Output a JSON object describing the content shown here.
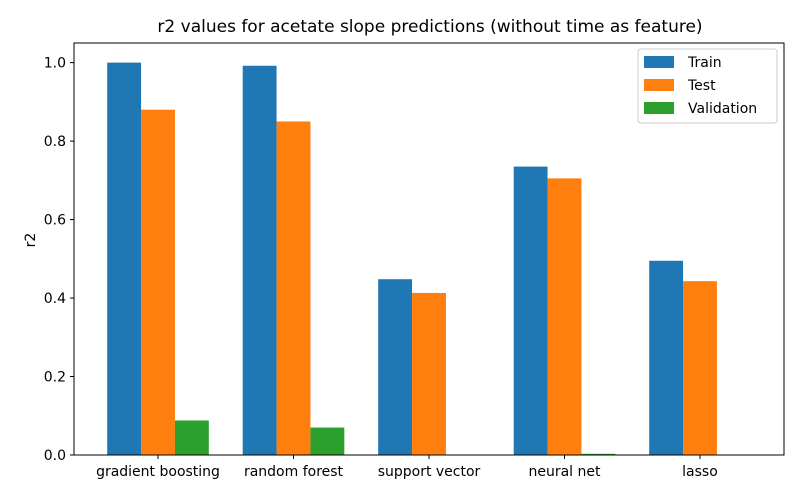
{
  "chart_data": {
    "type": "bar",
    "title": "r2 values for acetate slope predictions (without time as feature)",
    "xlabel": "",
    "ylabel": "r2",
    "categories": [
      "gradient boosting",
      "random forest",
      "support vector",
      "neural net",
      "lasso"
    ],
    "series": [
      {
        "name": "Train",
        "color": "#1f77b4",
        "values": [
          1.0,
          0.992,
          0.448,
          0.735,
          0.495
        ]
      },
      {
        "name": "Test",
        "color": "#ff7f0e",
        "values": [
          0.88,
          0.85,
          0.413,
          0.705,
          0.443
        ]
      },
      {
        "name": "Validation",
        "color": "#2ca02c",
        "values": [
          0.088,
          0.07,
          0.0,
          0.003,
          0.0
        ]
      }
    ],
    "ylim": [
      0.0,
      1.05
    ],
    "yticks": [
      0.0,
      0.2,
      0.4,
      0.6,
      0.8,
      1.0
    ],
    "ytick_labels": [
      "0.0",
      "0.2",
      "0.4",
      "0.6",
      "0.8",
      "1.0"
    ],
    "grid": false,
    "legend_position": "top-right"
  }
}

=====

- **DIRECTION**:
Reproduce all of the data exactly; the pictures do not belong in the copy.

- **TASK RESULT**:
Output a JSON object describing the content shown here.
{
  "chart_data": {
    "type": "bar",
    "title": "r2 values for acetate slope predictions (without time as feature)",
    "xlabel": "",
    "ylabel": "r2",
    "categories": [
      "gradient boosting",
      "random forest",
      "support vector",
      "neural net",
      "lasso"
    ],
    "series": [
      {
        "name": "Train",
        "color": "#1f77b4",
        "values": [
          1.0,
          0.992,
          0.448,
          0.735,
          0.495
        ]
      },
      {
        "name": "Test",
        "color": "#ff7f0e",
        "values": [
          0.88,
          0.85,
          0.413,
          0.705,
          0.443
        ]
      },
      {
        "name": "Validation",
        "color": "#2ca02c",
        "values": [
          0.088,
          0.07,
          0.0,
          0.003,
          0.0
        ]
      }
    ],
    "ylim": [
      0.0,
      1.05
    ],
    "yticks": [
      0.0,
      0.2,
      0.4,
      0.6,
      0.8,
      1.0
    ],
    "ytick_labels": [
      "0.0",
      "0.2",
      "0.4",
      "0.6",
      "0.8",
      "1.0"
    ],
    "grid": false,
    "legend_position": "top-right"
  }
}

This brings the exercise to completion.